Semarang (ANTARA News) - Direktorat Jenderal Perhubungan Udara Kementerian Perhubungan mengintensifkan pemantauan letusan Gunung Anak Krakatau terkait naiknya status menjadi siaga berdasarkan Pusat Vulkanologi dan Mitigasi Bencana Geologi. 
 
Untuk itu, Direktur Jenderal Perhubungan Udara, Polana B Pramesti, dalam keterangan tertulis, di Semarang, Kamis, meminta jajarannya untuk secara intensif memantau operasional penerbangan yang bisa terdampak letusan Gunung Anak Krakatau. 

Padahal aktivitas penerbangan sedang tinggi selama masa angkutan udara Natal 2018 dan Tahun Baru 2019. 

“Bertepatan dengan liburan Natal dan menyambut Tahun Baru 2019 serta libur anak sekolah, moda transportasi udara banyak diminati oleh masyarakat untuk pergi mengisi liburan. Untuk itu saya telah meminta otoritas bandara, unit penyelenggara bandar udara dan semua pemangku kepentingan penerbangan untuk terus melakukan koordinasi dan siap siaga jika terjadi hal-hal yang mengganggu aktivitas penerbangan,” ujar dia.

Ia mengatakan, sampai saat ini belum mendapatkan Notam khusus penutupan bandara dari AirNav Indonesia selaku penyelenggara lalu lintas udara. Hanya saja Airnav sudah mengeluarkan NOTAM A5440/18 perihal Penutupan dan Reroute terdampak letusan Gunung Anak Krakatau.
“Sejauh ini abu vulkanik dari Gunung Anak Krakatau tidak memberikan dampak kepada penutupan bandara, untuk bandara terdekat seperti Bandara Internasional Soekarno-Hatta dan Bandara Radin Inten II Lampung, bandara masih beroperasi normal. Dari Airnav sudah mengeluarkan Notam terkait pengalihan rute penerbangan yang tidak bisa dilewati pesawat,” katanya. 

Sejalan dengan hal tersebut, Kepala Bandara Radin Inten II Lampung, Asep Kosasih, melaporkan bahwa sejak letusan Gunung Anak Krakatau terjadi, fasilitas bandara baik sisi darat ataupun udara tidak terdampak dan tetap beroperasi normal.

Kutipan dari sebuah dataset
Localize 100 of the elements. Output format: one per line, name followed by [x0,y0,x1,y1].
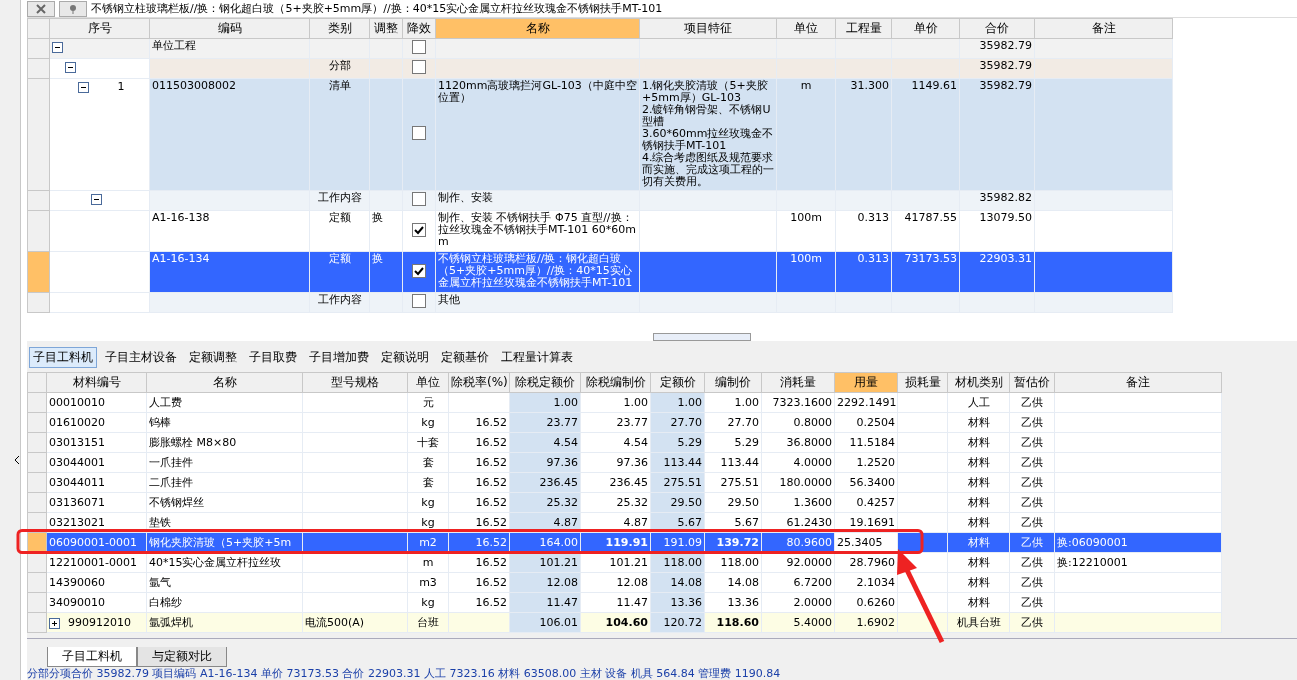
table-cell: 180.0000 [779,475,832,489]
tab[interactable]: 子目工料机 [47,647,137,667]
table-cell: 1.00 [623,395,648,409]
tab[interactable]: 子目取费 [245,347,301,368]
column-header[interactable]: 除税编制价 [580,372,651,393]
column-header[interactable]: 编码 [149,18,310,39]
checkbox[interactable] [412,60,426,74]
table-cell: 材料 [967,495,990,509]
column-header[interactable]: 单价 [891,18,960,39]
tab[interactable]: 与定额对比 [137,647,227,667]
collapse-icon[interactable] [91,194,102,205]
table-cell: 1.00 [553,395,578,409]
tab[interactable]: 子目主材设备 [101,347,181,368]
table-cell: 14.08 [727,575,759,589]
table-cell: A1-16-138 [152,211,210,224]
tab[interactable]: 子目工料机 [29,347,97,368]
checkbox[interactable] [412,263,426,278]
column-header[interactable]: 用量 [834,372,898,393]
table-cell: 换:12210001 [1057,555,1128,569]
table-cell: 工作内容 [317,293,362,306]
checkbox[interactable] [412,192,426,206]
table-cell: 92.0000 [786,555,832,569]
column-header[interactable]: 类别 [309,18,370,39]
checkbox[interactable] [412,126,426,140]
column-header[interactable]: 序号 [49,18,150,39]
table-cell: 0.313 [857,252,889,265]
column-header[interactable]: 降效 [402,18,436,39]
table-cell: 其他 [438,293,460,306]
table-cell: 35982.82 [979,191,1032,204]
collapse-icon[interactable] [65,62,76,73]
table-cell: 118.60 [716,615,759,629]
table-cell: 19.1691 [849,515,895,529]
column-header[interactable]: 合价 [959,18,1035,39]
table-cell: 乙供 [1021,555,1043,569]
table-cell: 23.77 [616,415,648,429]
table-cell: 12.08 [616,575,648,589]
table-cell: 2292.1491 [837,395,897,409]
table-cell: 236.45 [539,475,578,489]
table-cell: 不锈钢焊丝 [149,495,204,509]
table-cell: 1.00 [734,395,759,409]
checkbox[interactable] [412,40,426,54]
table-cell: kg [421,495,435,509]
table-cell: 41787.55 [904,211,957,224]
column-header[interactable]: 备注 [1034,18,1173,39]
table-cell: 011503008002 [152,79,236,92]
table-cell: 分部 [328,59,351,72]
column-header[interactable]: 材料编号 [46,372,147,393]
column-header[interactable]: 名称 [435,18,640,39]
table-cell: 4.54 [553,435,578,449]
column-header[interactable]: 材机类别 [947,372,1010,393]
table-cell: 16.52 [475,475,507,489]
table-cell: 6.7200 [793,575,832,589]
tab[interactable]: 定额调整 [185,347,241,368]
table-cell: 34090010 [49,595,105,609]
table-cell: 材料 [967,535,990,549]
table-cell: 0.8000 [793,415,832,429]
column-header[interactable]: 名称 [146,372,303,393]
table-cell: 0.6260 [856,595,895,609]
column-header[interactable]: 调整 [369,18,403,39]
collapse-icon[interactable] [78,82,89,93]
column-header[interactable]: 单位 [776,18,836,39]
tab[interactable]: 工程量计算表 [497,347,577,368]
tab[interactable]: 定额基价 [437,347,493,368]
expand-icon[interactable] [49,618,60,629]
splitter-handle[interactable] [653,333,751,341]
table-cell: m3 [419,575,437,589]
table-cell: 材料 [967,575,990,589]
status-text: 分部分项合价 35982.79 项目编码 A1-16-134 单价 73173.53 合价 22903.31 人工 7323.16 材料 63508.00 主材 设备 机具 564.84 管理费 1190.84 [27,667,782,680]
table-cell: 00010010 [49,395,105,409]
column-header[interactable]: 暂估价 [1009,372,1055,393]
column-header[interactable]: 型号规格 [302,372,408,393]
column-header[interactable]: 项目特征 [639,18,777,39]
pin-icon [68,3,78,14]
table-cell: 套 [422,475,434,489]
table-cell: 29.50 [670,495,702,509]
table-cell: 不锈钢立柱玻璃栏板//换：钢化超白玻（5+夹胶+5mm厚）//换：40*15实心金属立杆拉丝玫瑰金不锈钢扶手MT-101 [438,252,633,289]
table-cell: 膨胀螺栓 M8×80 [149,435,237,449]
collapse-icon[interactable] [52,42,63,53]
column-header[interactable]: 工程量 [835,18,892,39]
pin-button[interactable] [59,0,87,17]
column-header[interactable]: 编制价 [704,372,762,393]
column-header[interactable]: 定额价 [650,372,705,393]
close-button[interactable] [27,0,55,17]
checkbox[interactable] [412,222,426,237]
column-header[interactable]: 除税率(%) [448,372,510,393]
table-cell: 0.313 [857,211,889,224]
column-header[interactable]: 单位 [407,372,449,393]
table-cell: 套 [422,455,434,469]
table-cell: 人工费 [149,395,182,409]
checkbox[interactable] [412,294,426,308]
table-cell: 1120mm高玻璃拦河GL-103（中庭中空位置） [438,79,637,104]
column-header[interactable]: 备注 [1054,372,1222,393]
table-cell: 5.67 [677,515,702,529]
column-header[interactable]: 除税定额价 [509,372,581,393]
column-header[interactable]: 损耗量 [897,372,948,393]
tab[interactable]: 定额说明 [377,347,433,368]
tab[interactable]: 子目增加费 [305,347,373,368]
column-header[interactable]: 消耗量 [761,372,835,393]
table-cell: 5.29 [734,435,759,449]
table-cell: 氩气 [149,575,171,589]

TUGAS LATIHAN:
- 1) Menurut berita tentang letusan Gunung Anak Krakatau, NOTAM nomor berapa yang dikeluarkan AirNav perihal penutupan dan reroute?
- 2) Tulis ulang entri di antara baris yang memuat "table-cell: 180.0000 [779,475,832,489]" dan baris yang memuat "column-header[interactable]: 编码 [149,18,310,39]", termasuk kedua baris itu, dengan mengganti "interactable" menjadi "clickable".

JAWABAN LATIHAN:
- 1) NOTAM A5440/18.

- 2)
table-cell: 180.0000 [779,475,832,489]
tab[clickable]: 子目工料机 [47,647,137,667]
table-cell: 1.00 [623,395,648,409]
tab[clickable]: 子目取费 [245,347,301,368]
column-header[clickable]: 除税编制价 [580,372,651,393]
column-header[clickable]: 编码 [149,18,310,39]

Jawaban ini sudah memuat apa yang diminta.